◆ **Required task**
Check each line below for the word "Balance", and copy those that have it.

* BEGIN *

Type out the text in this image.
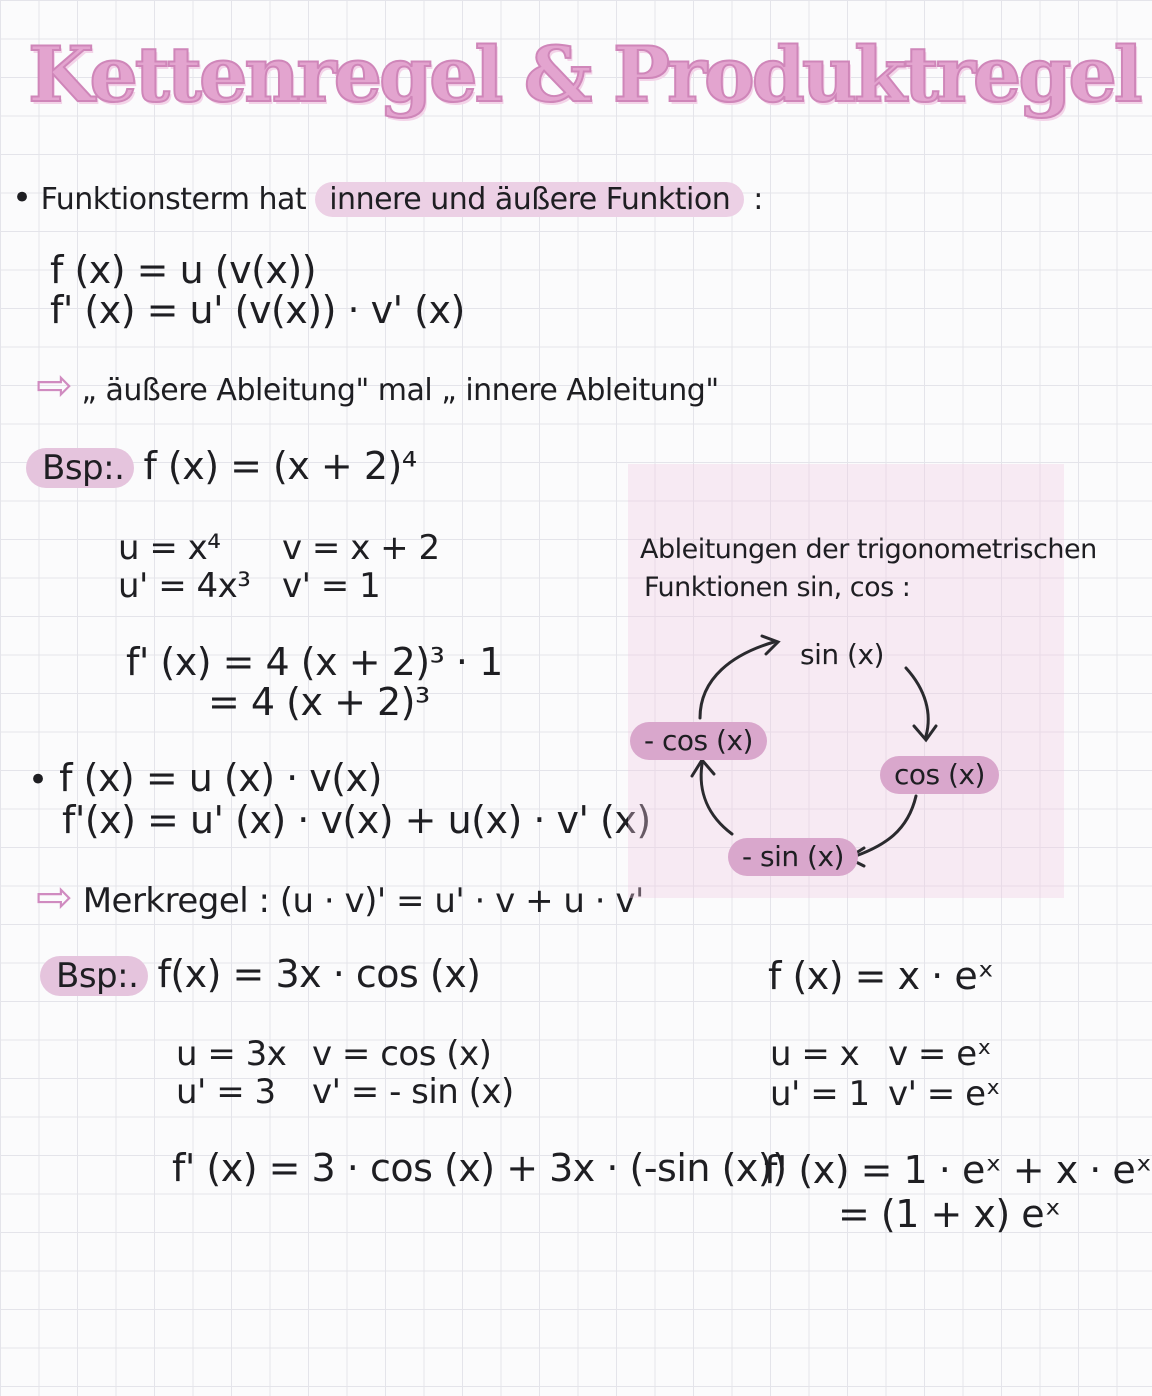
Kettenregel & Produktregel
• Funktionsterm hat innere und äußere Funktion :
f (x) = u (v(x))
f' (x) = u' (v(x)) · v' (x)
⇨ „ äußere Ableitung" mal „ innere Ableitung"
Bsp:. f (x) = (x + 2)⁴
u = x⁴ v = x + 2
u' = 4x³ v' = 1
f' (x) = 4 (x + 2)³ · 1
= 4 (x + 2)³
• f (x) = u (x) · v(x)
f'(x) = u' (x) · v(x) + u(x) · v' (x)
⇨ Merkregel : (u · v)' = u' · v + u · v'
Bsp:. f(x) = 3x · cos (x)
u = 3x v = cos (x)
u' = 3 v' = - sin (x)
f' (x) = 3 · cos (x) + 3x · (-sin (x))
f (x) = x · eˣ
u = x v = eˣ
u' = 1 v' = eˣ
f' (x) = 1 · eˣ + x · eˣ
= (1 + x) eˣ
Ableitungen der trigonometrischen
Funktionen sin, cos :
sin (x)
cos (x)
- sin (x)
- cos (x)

* END *
* BEGIN *

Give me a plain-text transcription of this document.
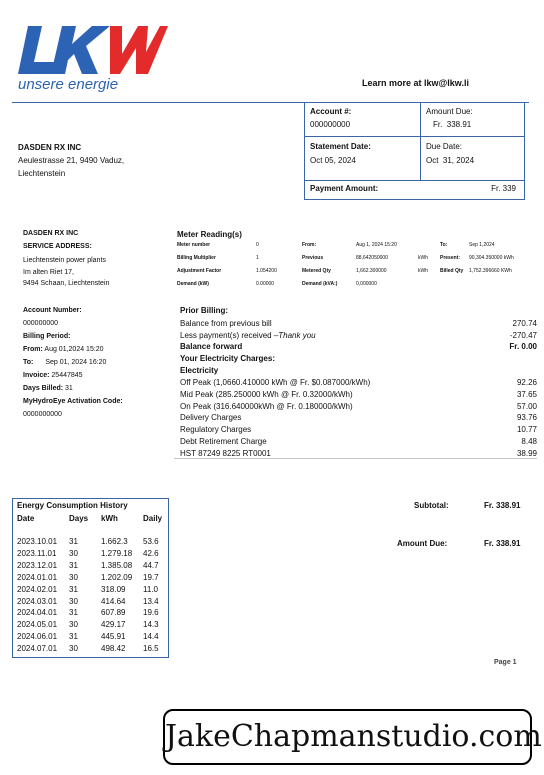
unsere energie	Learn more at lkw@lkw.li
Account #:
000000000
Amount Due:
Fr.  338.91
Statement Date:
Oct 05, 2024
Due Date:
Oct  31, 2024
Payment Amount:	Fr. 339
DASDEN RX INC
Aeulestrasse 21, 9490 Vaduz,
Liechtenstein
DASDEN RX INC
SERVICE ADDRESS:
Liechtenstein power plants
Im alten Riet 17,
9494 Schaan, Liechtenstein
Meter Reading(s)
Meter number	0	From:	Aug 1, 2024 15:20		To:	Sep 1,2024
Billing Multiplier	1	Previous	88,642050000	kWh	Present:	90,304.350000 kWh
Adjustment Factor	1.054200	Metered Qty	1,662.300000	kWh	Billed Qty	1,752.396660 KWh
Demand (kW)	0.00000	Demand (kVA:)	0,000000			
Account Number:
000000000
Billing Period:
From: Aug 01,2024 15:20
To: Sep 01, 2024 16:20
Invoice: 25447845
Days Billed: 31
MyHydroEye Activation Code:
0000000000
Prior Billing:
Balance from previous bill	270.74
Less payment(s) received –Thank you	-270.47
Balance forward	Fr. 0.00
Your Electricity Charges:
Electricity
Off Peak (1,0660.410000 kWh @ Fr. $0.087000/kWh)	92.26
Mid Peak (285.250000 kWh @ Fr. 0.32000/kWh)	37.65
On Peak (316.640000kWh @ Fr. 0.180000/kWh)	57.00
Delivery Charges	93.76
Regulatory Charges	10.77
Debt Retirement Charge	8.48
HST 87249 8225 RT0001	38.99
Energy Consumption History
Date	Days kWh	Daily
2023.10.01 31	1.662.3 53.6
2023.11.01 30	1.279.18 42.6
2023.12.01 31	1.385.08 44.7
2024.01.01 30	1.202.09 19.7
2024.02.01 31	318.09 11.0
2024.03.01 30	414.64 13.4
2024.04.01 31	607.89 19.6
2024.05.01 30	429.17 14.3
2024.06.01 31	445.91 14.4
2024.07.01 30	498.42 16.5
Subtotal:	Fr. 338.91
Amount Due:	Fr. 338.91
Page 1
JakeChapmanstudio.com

* END *

◆ **Result**
Balance from previous bill	270.74
Balance forward	Fr. 0.00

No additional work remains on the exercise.